> **What is needed**:
Pull out each line of the data that includes the word "user".

> **Records for the task**:

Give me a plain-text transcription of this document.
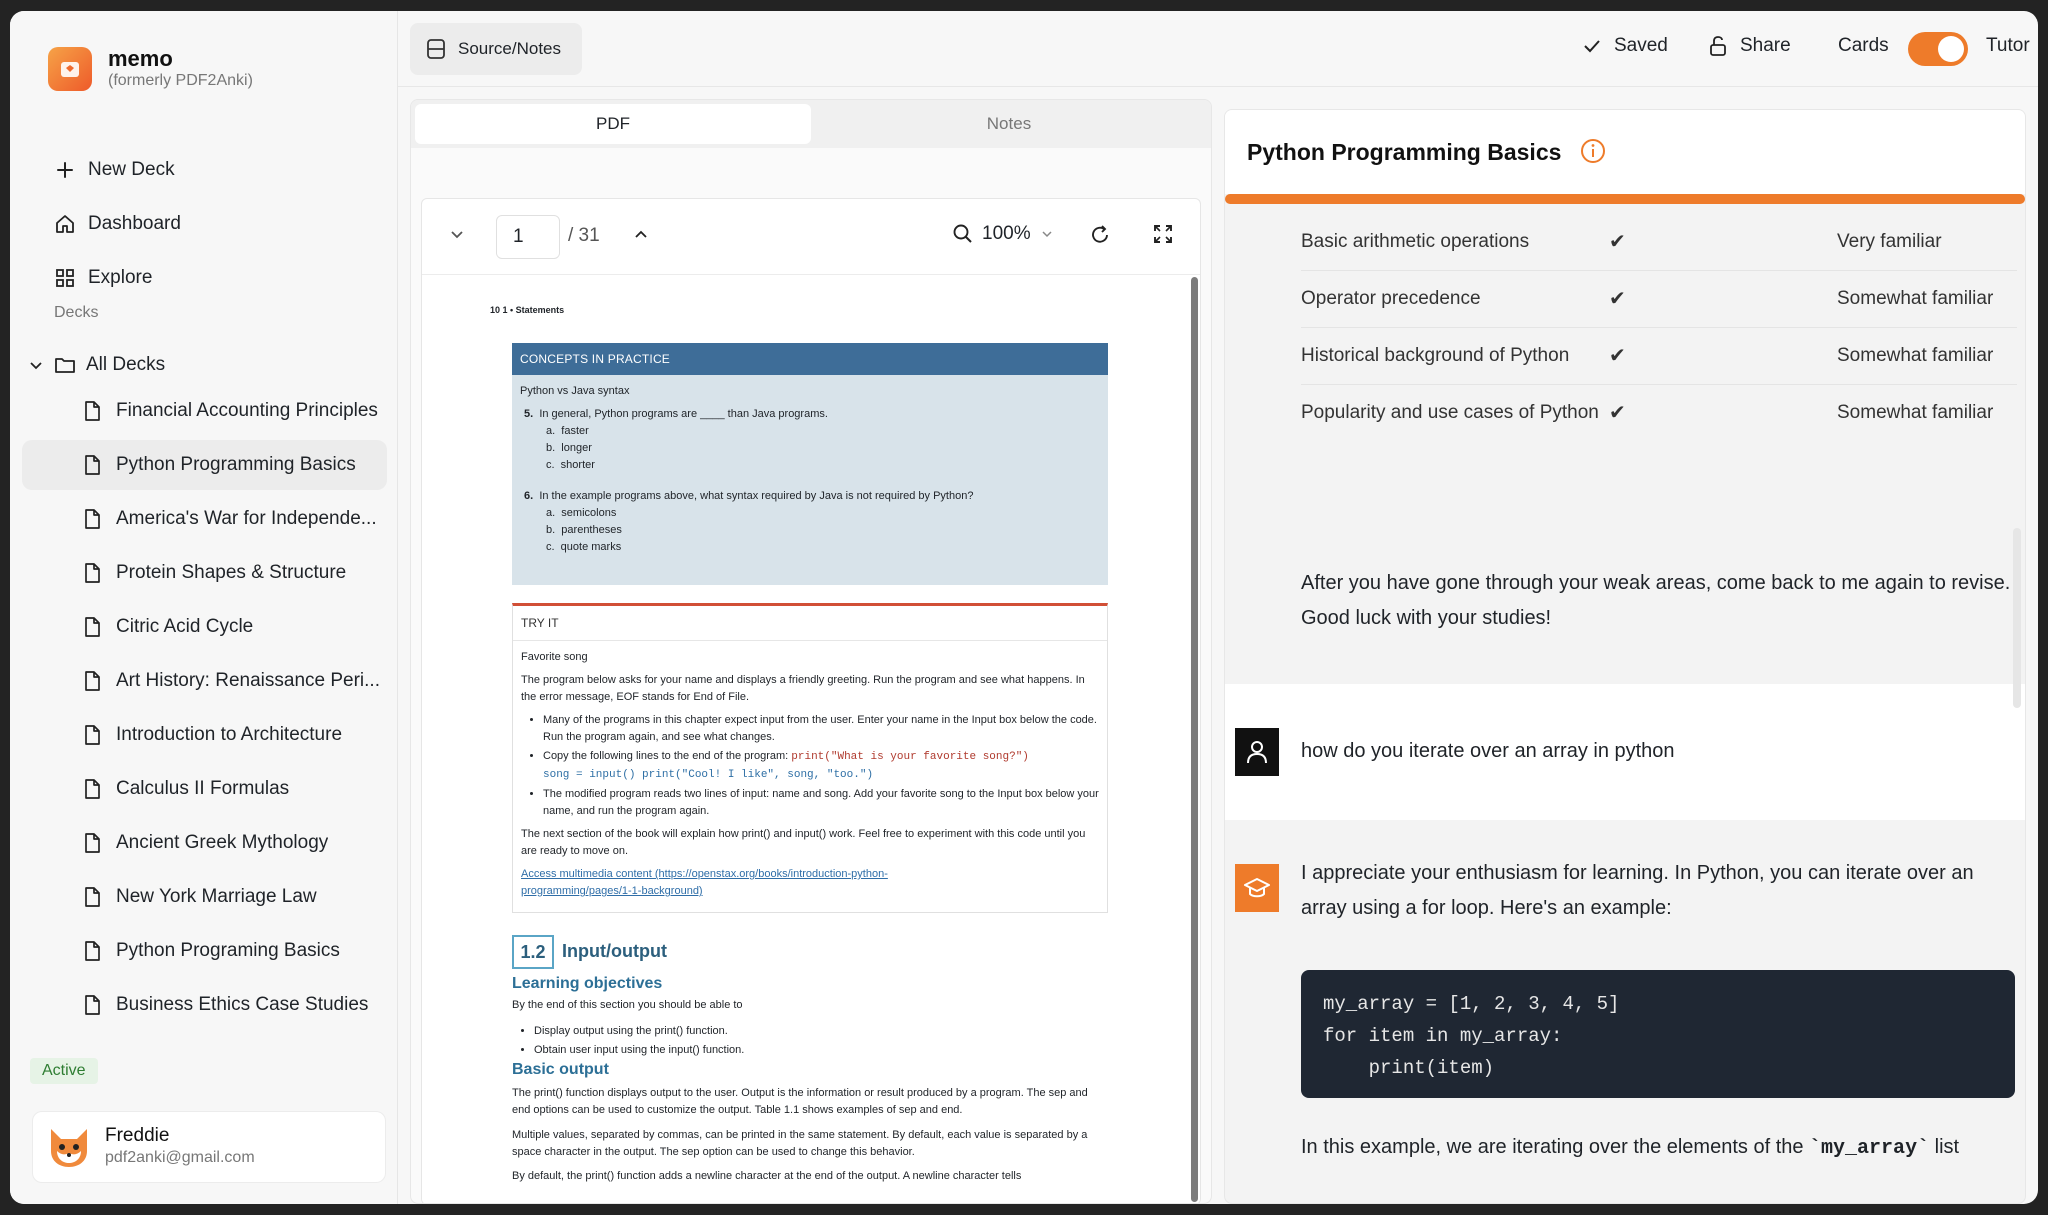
memo
(formerly PDF2Anki)
New Deck
Dashboard
Explore
Decks
All Decks
Financial Accounting Principles
Python Programming Basics
America's War for Independe...
Protein Shapes & Structure
Citric Acid Cycle
Art History: Renaissance Peri...
Introduction to Architecture
Calculus II Formulas
Ancient Greek Mythology
New York Marriage Law
Python Programing Basics
Business Ethics Case Studies
Active
Freddie
pdf2anki@gmail.com
Source/Notes	Saved	Share Cards	Tutor
PDF	Notes
1	/ 31	100%
10 1 • Statements
CONCEPTS IN PRACTICE
Python vs Java syntax
5. In general, Python programs are ____ than Java programs.
a.  faster
b.  longer
c.  shorter
6. In the example programs above, what syntax required by Java is not required by Python?
a.  semicolons
b.  parentheses
c.  quote marks
TRY IT
Favorite song
The program below asks for your name and displays a friendly greeting. Run the program and see what happens. In the error message, EOF stands for End of File.
• Many of the programs in this chapter expect input from the user. Enter your name in the Input box below the code. Run the program again, and see what changes.
• Copy the following lines to the end of the program: print("What is your favorite song?")
song = input() print("Cool! I like", song, "too.")
• The modified program reads two lines of input: name and song. Add your favorite song to the Input box below your name, and run the program again.
The next section of the book will explain how print() and input() work. Feel free to experiment with this code until you are ready to move on.
Access multimedia content (https://openstax.org/books/introduction-python-programming/pages/1-1-background)
1.2 Input/output
Learning objectives
By the end of this section you should be able to
• Display output using the print() function.
• Obtain user input using the input() function.
Basic output
The print() function displays output to the user. Output is the information or result produced by a program. The sep and end options can be used to customize the output. Table 1.1 shows examples of sep and end.
Multiple values, separated by commas, can be printed in the same statement. By default, each value is separated by a space character in the output. The sep option can be used to change this behavior.
By default, the print() function adds a newline character at the end of the output. A newline character tells
Python Programming Basics
Basic arithmetic operations	✔	Very familiar
Operator precedence	✔	Somewhat familiar
Historical background of Python	✔	Somewhat familiar
Popularity and use cases of Python ✔	Somewhat familiar
After you have gone through your weak areas, come back to me again to revise. Good luck with your studies!
how do you iterate over an array in python
I appreciate your enthusiasm for learning. In Python, you can iterate over an array using a for loop. Here's an example:
my_array = [1, 2, 3, 4, 5]
for item in my_array:
print(item)
In this example, we are iterating over the elements of the `my_array` list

> **Answer to the exercise**:
• Many of the programs in this chapter expect input from the user. Enter your name in the Input box below the code. Run the program again, and see what changes.
• Obtain user input using the input() function.
The print() function displays output to the user. Output is the information or result produced by a program. The sep and end options can be used to customize the output. Table 1.1 shows examples of sep and end.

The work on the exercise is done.